▶ [Challenge] Find each line containing the string "JSON" and return it.

▶ [Task material]
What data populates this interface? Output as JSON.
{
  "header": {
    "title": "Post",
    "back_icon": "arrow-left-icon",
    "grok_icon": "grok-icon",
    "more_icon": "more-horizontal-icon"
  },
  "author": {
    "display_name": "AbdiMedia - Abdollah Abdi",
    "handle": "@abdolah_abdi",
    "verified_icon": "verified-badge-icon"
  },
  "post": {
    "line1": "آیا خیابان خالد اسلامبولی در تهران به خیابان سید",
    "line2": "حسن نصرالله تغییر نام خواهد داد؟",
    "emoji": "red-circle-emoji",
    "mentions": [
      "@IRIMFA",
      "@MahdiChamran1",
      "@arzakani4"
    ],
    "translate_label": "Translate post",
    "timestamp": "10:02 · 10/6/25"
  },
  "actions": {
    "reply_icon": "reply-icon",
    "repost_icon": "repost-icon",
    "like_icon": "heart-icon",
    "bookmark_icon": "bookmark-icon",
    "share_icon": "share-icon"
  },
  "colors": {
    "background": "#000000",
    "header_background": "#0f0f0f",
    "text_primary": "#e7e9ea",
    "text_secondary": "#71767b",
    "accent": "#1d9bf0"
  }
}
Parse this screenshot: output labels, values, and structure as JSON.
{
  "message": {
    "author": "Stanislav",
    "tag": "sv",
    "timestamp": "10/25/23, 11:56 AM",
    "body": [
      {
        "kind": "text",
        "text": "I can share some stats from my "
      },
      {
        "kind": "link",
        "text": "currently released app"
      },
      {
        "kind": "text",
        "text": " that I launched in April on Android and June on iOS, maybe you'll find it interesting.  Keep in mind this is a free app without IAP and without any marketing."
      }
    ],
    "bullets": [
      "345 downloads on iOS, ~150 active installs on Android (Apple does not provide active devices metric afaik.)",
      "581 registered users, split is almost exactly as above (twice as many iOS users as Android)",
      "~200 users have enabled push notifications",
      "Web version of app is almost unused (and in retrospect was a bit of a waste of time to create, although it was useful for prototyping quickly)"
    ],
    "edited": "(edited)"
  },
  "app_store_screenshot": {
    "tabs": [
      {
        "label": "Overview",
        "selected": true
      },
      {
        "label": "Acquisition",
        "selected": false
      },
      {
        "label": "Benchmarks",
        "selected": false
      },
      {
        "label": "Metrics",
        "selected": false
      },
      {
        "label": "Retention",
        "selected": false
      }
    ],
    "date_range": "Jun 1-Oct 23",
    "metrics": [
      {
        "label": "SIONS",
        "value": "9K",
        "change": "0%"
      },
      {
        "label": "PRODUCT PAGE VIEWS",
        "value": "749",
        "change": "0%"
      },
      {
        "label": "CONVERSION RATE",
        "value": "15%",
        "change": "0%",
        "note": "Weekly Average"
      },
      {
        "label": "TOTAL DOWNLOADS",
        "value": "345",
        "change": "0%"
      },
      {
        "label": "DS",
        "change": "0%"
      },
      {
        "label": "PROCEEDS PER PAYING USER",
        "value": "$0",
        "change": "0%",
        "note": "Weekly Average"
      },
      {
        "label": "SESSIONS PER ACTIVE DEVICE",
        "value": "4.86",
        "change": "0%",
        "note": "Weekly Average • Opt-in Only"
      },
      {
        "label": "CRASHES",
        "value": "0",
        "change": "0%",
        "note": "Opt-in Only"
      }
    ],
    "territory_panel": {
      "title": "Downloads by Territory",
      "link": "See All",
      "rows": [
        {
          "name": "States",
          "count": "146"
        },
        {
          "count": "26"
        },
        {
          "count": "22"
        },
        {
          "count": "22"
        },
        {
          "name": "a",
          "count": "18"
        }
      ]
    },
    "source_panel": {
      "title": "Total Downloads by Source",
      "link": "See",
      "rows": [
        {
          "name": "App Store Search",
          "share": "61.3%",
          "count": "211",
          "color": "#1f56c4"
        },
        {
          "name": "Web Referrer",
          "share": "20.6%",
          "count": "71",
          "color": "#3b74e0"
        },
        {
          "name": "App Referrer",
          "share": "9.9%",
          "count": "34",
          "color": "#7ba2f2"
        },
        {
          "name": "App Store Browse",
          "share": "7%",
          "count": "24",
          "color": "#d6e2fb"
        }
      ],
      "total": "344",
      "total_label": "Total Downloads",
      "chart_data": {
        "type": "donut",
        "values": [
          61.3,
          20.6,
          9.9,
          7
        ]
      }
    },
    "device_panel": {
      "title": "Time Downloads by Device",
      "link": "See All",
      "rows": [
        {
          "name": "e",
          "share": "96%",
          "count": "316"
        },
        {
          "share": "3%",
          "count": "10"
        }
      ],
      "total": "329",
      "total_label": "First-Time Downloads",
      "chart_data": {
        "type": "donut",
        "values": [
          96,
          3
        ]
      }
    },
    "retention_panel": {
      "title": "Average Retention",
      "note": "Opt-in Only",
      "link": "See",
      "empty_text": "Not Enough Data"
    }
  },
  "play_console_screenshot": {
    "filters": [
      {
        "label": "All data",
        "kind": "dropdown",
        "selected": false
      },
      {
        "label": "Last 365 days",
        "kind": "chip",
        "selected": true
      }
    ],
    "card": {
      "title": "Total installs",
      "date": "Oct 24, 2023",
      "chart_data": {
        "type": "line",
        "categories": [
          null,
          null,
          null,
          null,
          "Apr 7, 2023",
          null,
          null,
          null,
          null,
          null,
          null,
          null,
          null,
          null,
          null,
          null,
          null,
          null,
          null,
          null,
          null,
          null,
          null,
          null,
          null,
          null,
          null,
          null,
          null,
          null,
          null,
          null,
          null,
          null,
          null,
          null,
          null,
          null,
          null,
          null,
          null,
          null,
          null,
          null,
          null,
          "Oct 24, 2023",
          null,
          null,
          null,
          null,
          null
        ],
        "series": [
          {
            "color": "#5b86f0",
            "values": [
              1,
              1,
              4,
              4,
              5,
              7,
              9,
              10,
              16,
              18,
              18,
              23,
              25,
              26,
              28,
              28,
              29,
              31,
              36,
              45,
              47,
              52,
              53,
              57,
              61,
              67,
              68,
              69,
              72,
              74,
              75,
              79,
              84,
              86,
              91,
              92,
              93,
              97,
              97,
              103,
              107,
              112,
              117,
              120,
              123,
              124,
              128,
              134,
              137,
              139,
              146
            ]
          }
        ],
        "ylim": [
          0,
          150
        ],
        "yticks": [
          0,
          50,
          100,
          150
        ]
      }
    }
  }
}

▶ [Task output]
What data populates this interface? Output as JSON.
Parse this screenshot: output labels, values, and structure as JSON.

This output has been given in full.